• [Raw records]
'''
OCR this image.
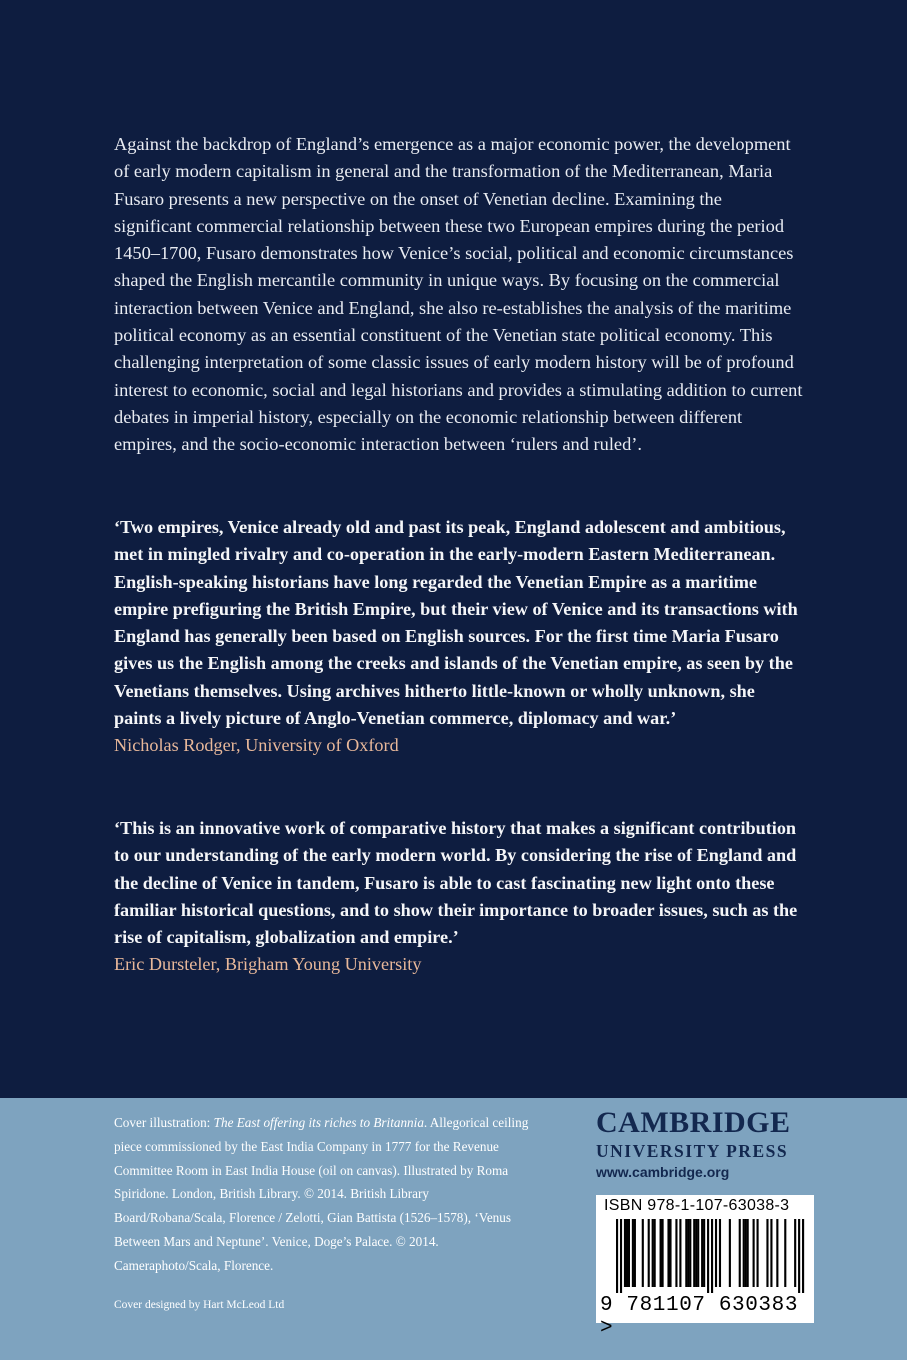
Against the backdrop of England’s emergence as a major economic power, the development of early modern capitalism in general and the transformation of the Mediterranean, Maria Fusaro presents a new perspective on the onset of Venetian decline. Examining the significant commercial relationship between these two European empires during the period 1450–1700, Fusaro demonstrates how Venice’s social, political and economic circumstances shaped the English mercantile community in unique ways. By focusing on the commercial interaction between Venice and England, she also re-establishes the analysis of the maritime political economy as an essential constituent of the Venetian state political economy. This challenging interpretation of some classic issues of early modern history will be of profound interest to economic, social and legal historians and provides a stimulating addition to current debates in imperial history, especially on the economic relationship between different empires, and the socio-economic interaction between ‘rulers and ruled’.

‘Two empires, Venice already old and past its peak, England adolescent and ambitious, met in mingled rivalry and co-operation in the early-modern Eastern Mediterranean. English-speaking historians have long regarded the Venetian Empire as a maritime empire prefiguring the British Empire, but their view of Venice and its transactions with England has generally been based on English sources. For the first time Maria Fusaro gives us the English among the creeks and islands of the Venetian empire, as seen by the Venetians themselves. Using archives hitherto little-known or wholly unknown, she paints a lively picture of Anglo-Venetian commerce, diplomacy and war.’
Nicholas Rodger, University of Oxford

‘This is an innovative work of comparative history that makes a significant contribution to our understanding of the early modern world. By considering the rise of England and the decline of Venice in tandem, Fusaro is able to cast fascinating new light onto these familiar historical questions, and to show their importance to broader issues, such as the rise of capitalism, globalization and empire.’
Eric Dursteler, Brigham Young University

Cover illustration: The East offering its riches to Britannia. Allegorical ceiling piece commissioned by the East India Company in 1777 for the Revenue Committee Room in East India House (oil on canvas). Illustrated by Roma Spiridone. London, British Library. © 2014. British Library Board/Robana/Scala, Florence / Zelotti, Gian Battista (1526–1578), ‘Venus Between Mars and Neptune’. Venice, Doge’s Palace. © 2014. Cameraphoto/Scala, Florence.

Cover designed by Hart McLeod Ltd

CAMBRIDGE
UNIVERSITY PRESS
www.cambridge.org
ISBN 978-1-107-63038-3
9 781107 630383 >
'''
Select every line above that contains the word "Cover", and copy it.

• [Problem solution]
Cover illustration: The East offering its riches to Britannia. Allegorical ceiling piece commissioned by the East India Company in 1777 for the Revenue Committee Room in East India House (oil on canvas). Illustrated by Roma Spiridone. London, British Library. © 2014. British Library Board/Robana/Scala, Florence / Zelotti, Gian Battista (1526–1578), ‘Venus Between Mars and Neptune’. Venice, Doge’s Palace. © 2014. Cameraphoto/Scala, Florence.
Cover designed by Hart McLeod Ltd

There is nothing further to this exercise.